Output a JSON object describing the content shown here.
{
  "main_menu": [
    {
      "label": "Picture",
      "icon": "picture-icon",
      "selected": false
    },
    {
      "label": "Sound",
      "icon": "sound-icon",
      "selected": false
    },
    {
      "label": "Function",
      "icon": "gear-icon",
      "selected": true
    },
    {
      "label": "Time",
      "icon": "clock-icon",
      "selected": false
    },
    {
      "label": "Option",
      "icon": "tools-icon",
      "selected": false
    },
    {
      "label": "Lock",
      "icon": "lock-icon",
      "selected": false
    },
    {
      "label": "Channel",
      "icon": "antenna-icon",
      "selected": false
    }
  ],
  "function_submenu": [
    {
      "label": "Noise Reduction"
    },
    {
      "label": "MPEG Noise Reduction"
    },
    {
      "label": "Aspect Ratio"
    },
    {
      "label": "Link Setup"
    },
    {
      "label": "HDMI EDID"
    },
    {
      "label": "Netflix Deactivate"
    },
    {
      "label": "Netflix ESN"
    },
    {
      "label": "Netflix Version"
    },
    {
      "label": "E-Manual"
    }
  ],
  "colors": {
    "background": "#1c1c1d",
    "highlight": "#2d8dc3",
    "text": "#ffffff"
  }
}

+===+

_Given exercise:_
Provide an exact reproduction of all the entries shown above.

_Final result:_
Output a JSON object describing the content shown here.
{
  "main_menu": [
    {
      "label": "Picture",
      "icon": "picture-icon",
      "selected": false
    },
    {
      "label": "Sound",
      "icon": "sound-icon",
      "selected": false
    },
    {
      "label": "Function",
      "icon": "gear-icon",
      "selected": true
    },
    {
      "label": "Time",
      "icon": "clock-icon",
      "selected": false
    },
    {
      "label": "Option",
      "icon": "tools-icon",
      "selected": false
    },
    {
      "label": "Lock",
      "icon": "lock-icon",
      "selected": false
    },
    {
      "label": "Channel",
      "icon": "antenna-icon",
      "selected": false
    }
  ],
  "function_submenu": [
    {
      "label": "Noise Reduction"
    },
    {
      "label": "MPEG Noise Reduction"
    },
    {
      "label": "Aspect Ratio"
    },
    {
      "label": "Link Setup"
    },
    {
      "label": "HDMI EDID"
    },
    {
      "label": "Netflix Deactivate"
    },
    {
      "label": "Netflix ESN"
    },
    {
      "label": "Netflix Version"
    },
    {
      "label": "E-Manual"
    }
  ],
  "colors": {
    "background": "#1c1c1d",
    "highlight": "#2d8dc3",
    "text": "#ffffff"
  }
}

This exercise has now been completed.